### PROBLEM STATEMENT
For the material that follows, list every line containing the word "JSON".

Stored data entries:
◇ ◇ ◇
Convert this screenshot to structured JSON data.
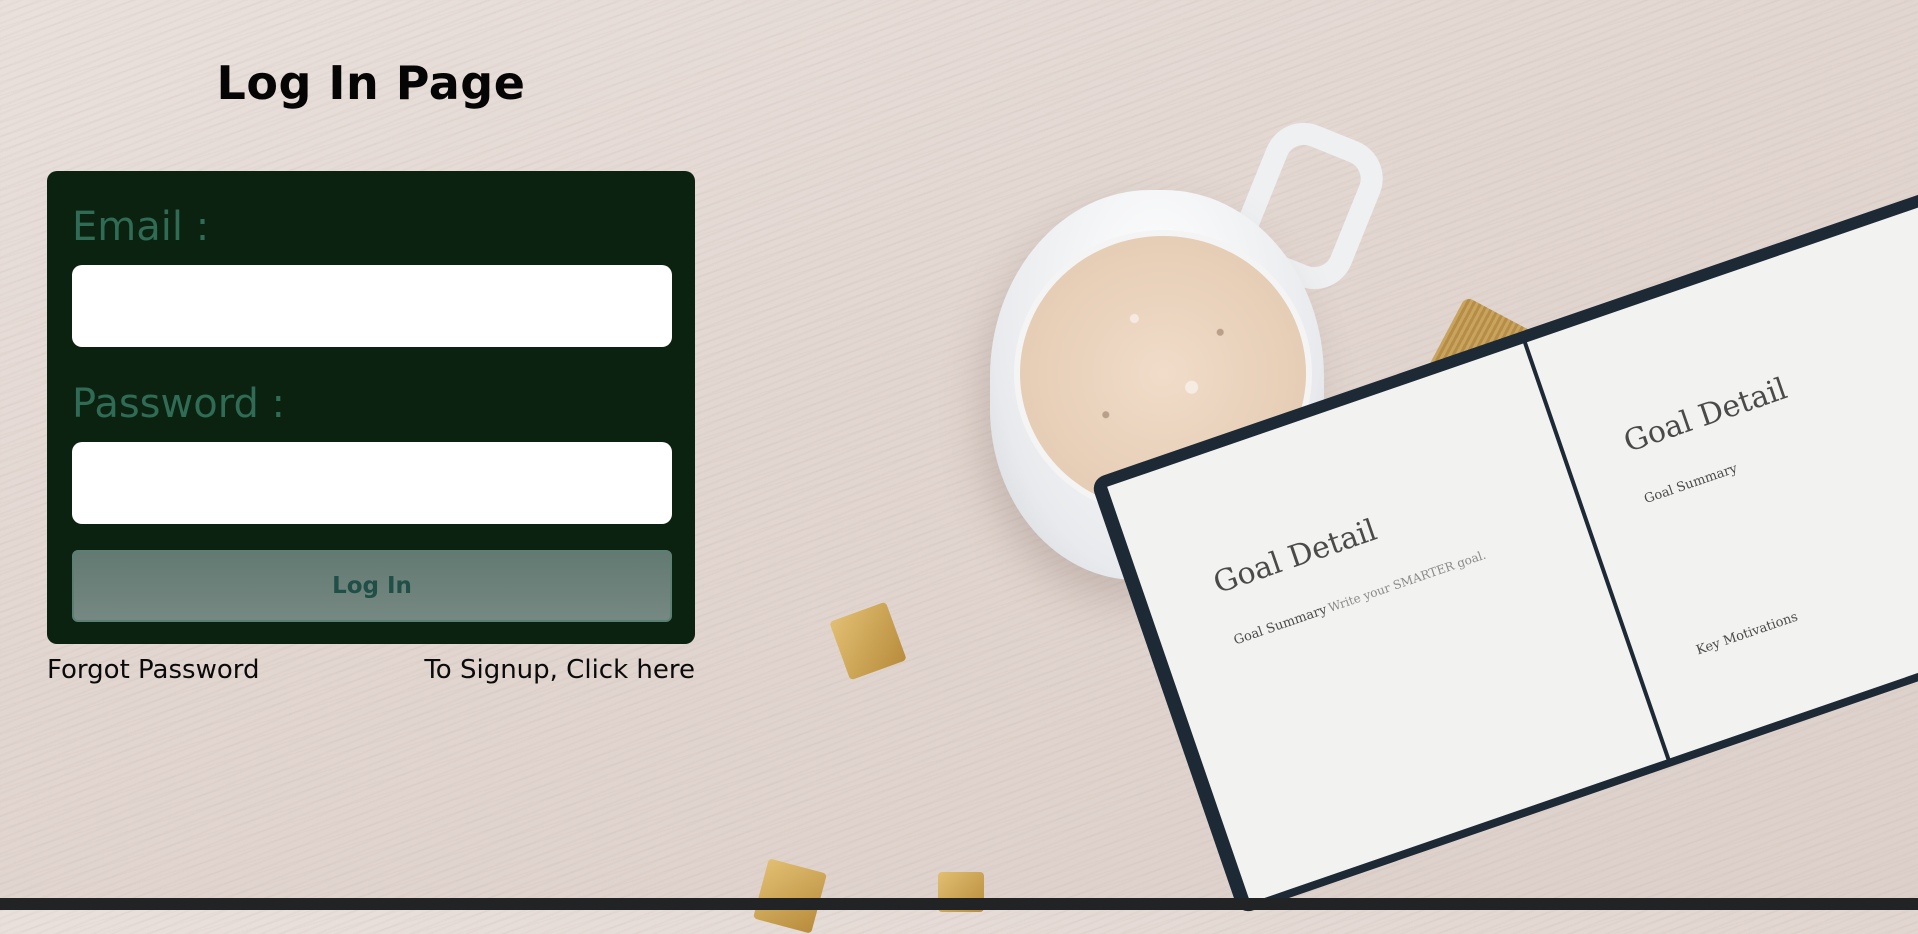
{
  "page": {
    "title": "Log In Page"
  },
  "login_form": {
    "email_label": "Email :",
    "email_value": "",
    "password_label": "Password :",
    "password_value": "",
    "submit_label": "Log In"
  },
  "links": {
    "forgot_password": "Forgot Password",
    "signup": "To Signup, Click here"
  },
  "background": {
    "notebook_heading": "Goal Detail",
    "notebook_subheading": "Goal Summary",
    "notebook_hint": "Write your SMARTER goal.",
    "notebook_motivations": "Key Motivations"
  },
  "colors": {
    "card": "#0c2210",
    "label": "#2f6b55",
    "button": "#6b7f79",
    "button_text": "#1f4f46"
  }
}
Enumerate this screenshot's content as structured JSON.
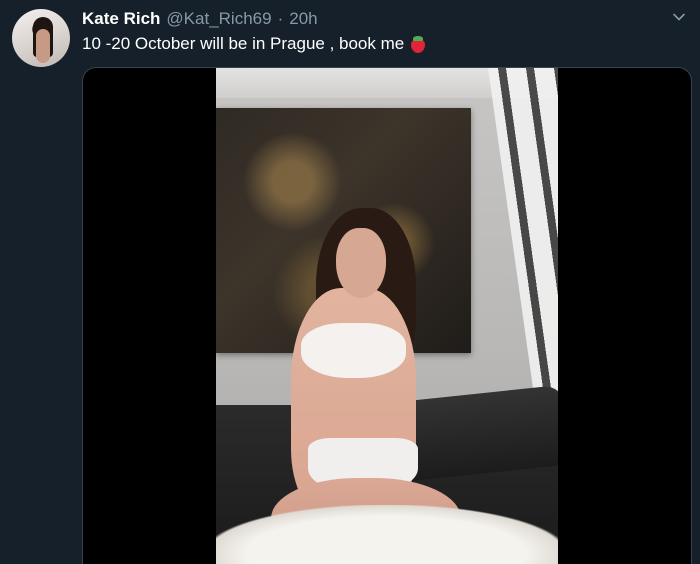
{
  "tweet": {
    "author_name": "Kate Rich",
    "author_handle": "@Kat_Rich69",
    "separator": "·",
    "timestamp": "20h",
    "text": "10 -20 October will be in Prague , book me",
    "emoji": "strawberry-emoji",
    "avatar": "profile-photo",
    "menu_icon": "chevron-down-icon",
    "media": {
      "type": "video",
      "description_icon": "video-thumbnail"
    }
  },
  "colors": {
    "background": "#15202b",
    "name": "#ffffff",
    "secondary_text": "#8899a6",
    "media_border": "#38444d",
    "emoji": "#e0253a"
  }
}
◇ ◇ ◇
### FINAL RESULT
Convert this screenshot to structured JSON data.
Enumerate this screenshot's content as structured JSON.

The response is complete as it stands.